Reproduce exactly the lines beginning with the line that contains "Serialize everything readable" and ending at the final line of the material below.

* START *

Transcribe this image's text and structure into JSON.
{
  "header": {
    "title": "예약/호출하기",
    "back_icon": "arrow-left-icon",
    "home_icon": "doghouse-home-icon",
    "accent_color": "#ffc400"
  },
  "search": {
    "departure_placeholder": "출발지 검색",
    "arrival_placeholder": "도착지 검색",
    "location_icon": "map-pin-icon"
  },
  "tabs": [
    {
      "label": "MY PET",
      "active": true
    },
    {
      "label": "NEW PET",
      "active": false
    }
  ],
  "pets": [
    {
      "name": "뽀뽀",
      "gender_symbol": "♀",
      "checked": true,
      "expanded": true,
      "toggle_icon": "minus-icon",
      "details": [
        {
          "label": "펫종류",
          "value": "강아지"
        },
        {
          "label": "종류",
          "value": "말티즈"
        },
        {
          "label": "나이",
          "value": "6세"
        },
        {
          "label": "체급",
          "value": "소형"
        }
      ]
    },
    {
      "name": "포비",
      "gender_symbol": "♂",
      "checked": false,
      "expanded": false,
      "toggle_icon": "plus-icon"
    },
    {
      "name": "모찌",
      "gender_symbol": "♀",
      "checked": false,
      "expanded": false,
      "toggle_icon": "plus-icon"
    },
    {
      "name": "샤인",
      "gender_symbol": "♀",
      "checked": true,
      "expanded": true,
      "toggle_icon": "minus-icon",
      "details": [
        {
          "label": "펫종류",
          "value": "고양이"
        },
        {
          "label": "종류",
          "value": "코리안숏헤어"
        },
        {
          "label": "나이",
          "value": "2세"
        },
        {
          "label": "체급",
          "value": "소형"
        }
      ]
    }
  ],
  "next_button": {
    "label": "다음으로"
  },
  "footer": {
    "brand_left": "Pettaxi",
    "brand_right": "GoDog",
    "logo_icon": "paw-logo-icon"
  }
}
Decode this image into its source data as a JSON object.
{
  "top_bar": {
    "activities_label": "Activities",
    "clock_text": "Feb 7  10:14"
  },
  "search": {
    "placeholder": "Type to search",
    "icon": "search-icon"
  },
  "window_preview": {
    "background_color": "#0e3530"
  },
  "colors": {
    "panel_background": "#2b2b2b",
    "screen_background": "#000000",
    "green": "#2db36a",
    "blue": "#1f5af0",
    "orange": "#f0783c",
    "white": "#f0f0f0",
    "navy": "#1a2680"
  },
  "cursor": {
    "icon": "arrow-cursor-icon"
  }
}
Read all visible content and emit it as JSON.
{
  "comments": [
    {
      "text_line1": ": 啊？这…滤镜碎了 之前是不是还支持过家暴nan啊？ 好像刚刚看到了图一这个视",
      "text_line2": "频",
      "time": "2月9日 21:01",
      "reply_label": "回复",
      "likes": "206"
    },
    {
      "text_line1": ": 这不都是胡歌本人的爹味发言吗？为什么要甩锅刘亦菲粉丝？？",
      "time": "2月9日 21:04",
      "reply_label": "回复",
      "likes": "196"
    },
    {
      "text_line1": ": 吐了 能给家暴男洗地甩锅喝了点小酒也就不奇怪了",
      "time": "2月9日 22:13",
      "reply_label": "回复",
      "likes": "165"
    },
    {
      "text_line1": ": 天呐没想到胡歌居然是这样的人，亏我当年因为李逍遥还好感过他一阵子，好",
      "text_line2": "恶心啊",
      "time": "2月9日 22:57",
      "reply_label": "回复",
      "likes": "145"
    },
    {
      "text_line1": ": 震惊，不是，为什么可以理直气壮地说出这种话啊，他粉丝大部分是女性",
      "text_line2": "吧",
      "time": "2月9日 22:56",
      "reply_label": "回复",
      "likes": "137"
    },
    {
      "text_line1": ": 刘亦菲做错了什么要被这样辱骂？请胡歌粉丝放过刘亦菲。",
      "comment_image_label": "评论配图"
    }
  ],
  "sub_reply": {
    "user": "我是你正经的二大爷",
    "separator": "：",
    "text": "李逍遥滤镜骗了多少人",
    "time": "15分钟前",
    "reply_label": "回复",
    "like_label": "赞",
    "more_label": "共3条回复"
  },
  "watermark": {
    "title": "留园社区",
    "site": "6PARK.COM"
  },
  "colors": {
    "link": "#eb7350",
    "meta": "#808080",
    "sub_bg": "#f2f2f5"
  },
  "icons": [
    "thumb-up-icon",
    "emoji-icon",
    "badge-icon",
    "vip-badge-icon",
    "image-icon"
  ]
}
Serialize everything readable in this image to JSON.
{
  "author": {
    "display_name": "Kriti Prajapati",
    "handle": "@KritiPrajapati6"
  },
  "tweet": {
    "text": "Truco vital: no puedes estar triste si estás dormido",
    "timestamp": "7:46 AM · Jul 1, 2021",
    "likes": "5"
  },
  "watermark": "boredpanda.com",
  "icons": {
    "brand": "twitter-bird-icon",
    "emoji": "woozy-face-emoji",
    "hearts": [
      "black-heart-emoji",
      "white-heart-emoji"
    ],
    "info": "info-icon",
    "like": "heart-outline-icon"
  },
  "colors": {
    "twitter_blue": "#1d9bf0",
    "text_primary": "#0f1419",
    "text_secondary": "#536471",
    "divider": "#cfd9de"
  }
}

* END *

- [The reply]
Serialize everything readable in this image to JSON.
{
  "author": {
    "display_name": "Kriti Prajapati",
    "handle": "@KritiPrajapati6"
  },
  "tweet": {
    "text": "Truco vital: no puedes estar triste si estás dormido",
    "timestamp": "7:46 AM · Jul 1, 2021",
    "likes": "5"
  },
  "watermark": "boredpanda.com",
  "icons": {
    "brand": "twitter-bird-icon",
    "emoji": "woozy-face-emoji",
    "hearts": [
      "black-heart-emoji",
      "white-heart-emoji"
    ],
    "info": "info-icon",
    "like": "heart-outline-icon"
  },
  "colors": {
    "twitter_blue": "#1d9bf0",
    "text_primary": "#0f1419",
    "text_secondary": "#536471",
    "divider": "#cfd9de"
  }
}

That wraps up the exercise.